## Start
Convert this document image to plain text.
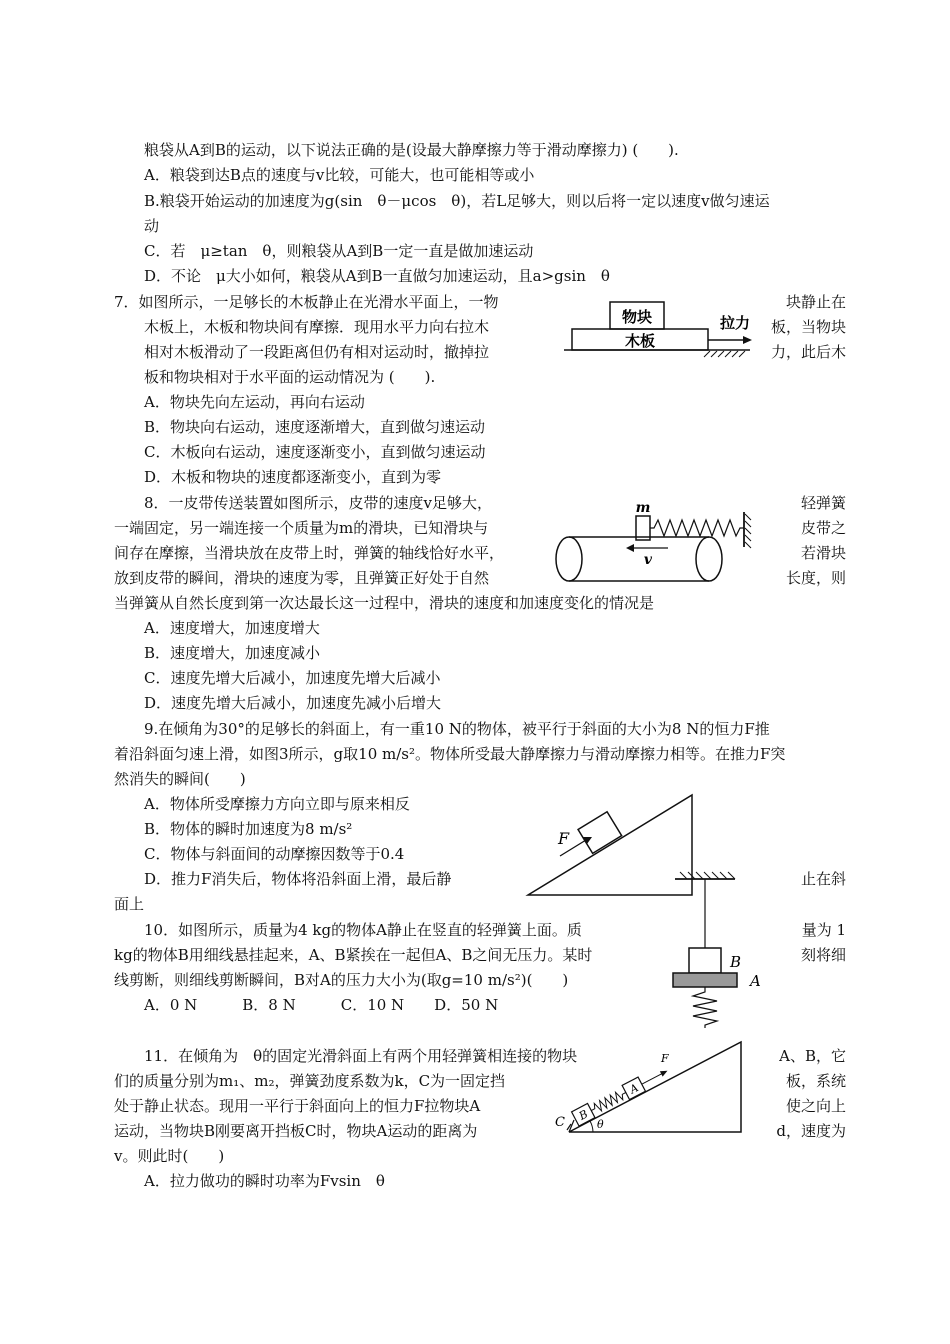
粮袋从A到B的运动，以下说法正确的是(设最大静摩擦力等于滑动摩擦力) (　　).
A．粮袋到达B点的速度与v比较，可能大，也可能相等或小
B.粮袋开始运动的加速度为g(sin　θ－μcos　θ)，若L足够大，则以后将一定以速度v做匀速运
动
C．若　μ≥tan　θ，则粮袋从A到B一定一直是做加速运动
D．不论　μ大小如何，粮袋从A到B一直做匀加速运动，且a>gsin　θ
7．如图所示，一足够长的木板静止在光滑水平面上，一物	块静止在
木板上，木板和物块间有摩擦．现用水平力向右拉木	板，当物块
相对木板滑动了一段距离但仍有相对运动时，撤掉拉	力，此后木
板和物块相对于水平面的运动情况为 (　　).
A．物块先向左运动，再向右运动
B．物块向右运动，速度逐渐增大，直到做匀速运动
C．木板向右运动，速度逐渐变小，直到做匀速运动
D．木板和物块的速度都逐渐变小，直到为零
物块
木板
拉力
8．一皮带传送装置如图所示，皮带的速度v足够大，	轻弹簧
一端固定，另一端连接一个质量为m的滑块，已知滑块与	皮带之
间存在摩擦，当滑块放在皮带上时，弹簧的轴线恰好水平，	若滑块
放到皮带的瞬间，滑块的速度为零，且弹簧正好处于自然	长度，则
当弹簧从自然长度到第一次达最长这一过程中，滑块的速度和加速度变化的情况是
A．速度增大，加速度增大
B．速度增大，加速度减小
C．速度先增大后减小，加速度先增大后减小
D．速度先增大后减小，加速度先减小后增大
m
v
9.在倾角为30°的足够长的斜面上，有一重10 N的物体，被平行于斜面的大小为8 N的恒力F推
着沿斜面匀速上滑，如图3所示，g取10 m/s²。物体所受最大静摩擦力与滑动摩擦力相等。在推力F突
然消失的瞬间(　　)
A．物体所受摩擦力方向立即与原来相反
B．物体的瞬时加速度为8 m/s²
C．物体与斜面间的动摩擦因数等于0.4
D．推力F消失后，物体将沿斜面上滑，最后静	止在斜
面上
F
10．如图所示，质量为4 kg的物体A静止在竖直的轻弹簧上面。质	量为 1
kg的物体B用细线悬挂起来，A、B紧挨在一起但A、B之间无压力。某时	刻将细
线剪断，则细线剪断瞬间，B对A的压力大小为(取g=10 m/s²)(　　)
A．0 N　　　B．8 N　　　C．10 N　　D．50 N
B
A
11．在倾角为　θ的固定光滑斜面上有两个用轻弹簧相连接的物块	A、B，它
们的质量分别为m₁、m₂，弹簧劲度系数为k，C为一固定挡	板，系统
处于静止状态。现用一平行于斜面向上的恒力F拉物块A	使之向上
运动，当物块B刚要离开挡板C时，物块A运动的距离为	d，速度为
v。则此时(　　)
A．拉力做功的瞬时功率为Fvsin　θ
C B
A
F
θ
## End
GOAL:
Restate each of the entries above word for word and skip every image.

WRITTEN ANSWER:
Convert this document image to plain text.
粮袋从A到B的运动，以下说法正确的是(设最大静摩擦力等于滑动摩擦力) (　　).
A．粮袋到达B点的速度与v比较，可能大，也可能相等或小
B.粮袋开始运动的加速度为g(sin　θ－μcos　θ)，若L足够大，则以后将一定以速度v做匀速运
动
C．若　μ≥tan　θ，则粮袋从A到B一定一直是做加速运动
D．不论　μ大小如何，粮袋从A到B一直做匀加速运动，且a>gsin　θ
7．如图所示，一足够长的木板静止在光滑水平面上，一物	块静止在
木板上，木板和物块间有摩擦．现用水平力向右拉木	板，当物块
相对木板滑动了一段距离但仍有相对运动时，撤掉拉	力，此后木
板和物块相对于水平面的运动情况为 (　　).
A．物块先向左运动，再向右运动
B．物块向右运动，速度逐渐增大，直到做匀速运动
C．木板向右运动，速度逐渐变小，直到做匀速运动
D．木板和物块的速度都逐渐变小，直到为零
物块
木板
拉力
8．一皮带传送装置如图所示，皮带的速度v足够大，	轻弹簧
一端固定，另一端连接一个质量为m的滑块，已知滑块与	皮带之
间存在摩擦，当滑块放在皮带上时，弹簧的轴线恰好水平，	若滑块
放到皮带的瞬间，滑块的速度为零，且弹簧正好处于自然	长度，则
当弹簧从自然长度到第一次达最长这一过程中，滑块的速度和加速度变化的情况是
A．速度增大，加速度增大
B．速度增大，加速度减小
C．速度先增大后减小，加速度先增大后减小
D．速度先增大后减小，加速度先减小后增大
m
v
9.在倾角为30°的足够长的斜面上，有一重10 N的物体，被平行于斜面的大小为8 N的恒力F推
着沿斜面匀速上滑，如图3所示，g取10 m/s²。物体所受最大静摩擦力与滑动摩擦力相等。在推力F突
然消失的瞬间(　　)
A．物体所受摩擦力方向立即与原来相反
B．物体的瞬时加速度为8 m/s²
C．物体与斜面间的动摩擦因数等于0.4
D．推力F消失后，物体将沿斜面上滑，最后静	止在斜
面上
F
10．如图所示，质量为4 kg的物体A静止在竖直的轻弹簧上面。质	量为 1
kg的物体B用细线悬挂起来，A、B紧挨在一起但A、B之间无压力。某时	刻将细
线剪断，则细线剪断瞬间，B对A的压力大小为(取g=10 m/s²)(　　)
A．0 N　　　B．8 N　　　C．10 N　　D．50 N
B
A
11．在倾角为　θ的固定光滑斜面上有两个用轻弹簧相连接的物块	A、B，它
们的质量分别为m₁、m₂，弹簧劲度系数为k，C为一固定挡	板，系统
处于静止状态。现用一平行于斜面向上的恒力F拉物块A	使之向上
运动，当物块B刚要离开挡板C时，物块A运动的距离为	d，速度为
v。则此时(　　)
A．拉力做功的瞬时功率为Fvsin　θ
C B
A
F
θ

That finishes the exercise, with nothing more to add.